(Stored data entries)
%%

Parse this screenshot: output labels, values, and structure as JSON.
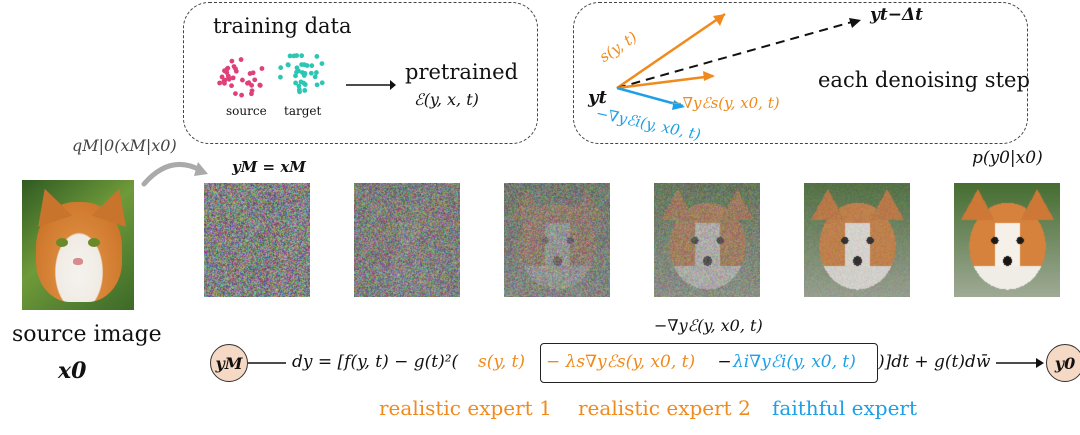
{
  "top_left_box": {
    "title": "training data",
    "source_label": "source",
    "target_label": "target",
    "pretrained_label": "pretrained",
    "energy_fn": "ℰ(y, x, t)",
    "source_color": "#e0407a",
    "target_color": "#2cc6b4"
  },
  "top_right_box": {
    "y_t": "yt",
    "y_next": "yt−Δt",
    "score": "s(y, t)",
    "grad_s": "−∇yℰs(y, x0, t)",
    "grad_i": "−∇yℰi(y, x0, t)",
    "caption": "each denoising step"
  },
  "labels": {
    "q_label": "qM|0(xM|x0)",
    "ym_eq": "yM = xM",
    "p_label": "p(y0|x0)",
    "source_image": "source image",
    "x0": "x0",
    "grad_total": "−∇yℰ(y, x0, t)"
  },
  "equation": {
    "start_node": "yM",
    "end_node": "y0",
    "part1": "dy = [f(y, t) − g(t)²(",
    "part_score": "s(y, t)",
    "part_grad_s": "− λs∇yℰs(y, x0, t)",
    "part_minus": " − ",
    "part_grad_i": "λi∇yℰi(y, x0, t)",
    "part_end": ")]dt + g(t)dw̄"
  },
  "experts": {
    "expert1": "realistic expert 1",
    "expert2": "realistic expert 2",
    "expert3": "faithful expert"
  },
  "colors": {
    "orange": "#f08a1c",
    "blue": "#1ea0e6"
  }
}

%%

DIRECTION:
Go over the data above and copy every line that has the word "labels" in it.

FULL RESPONSE:
Parse this screenshot: output labels, values, and structure as JSON.
  "labels": {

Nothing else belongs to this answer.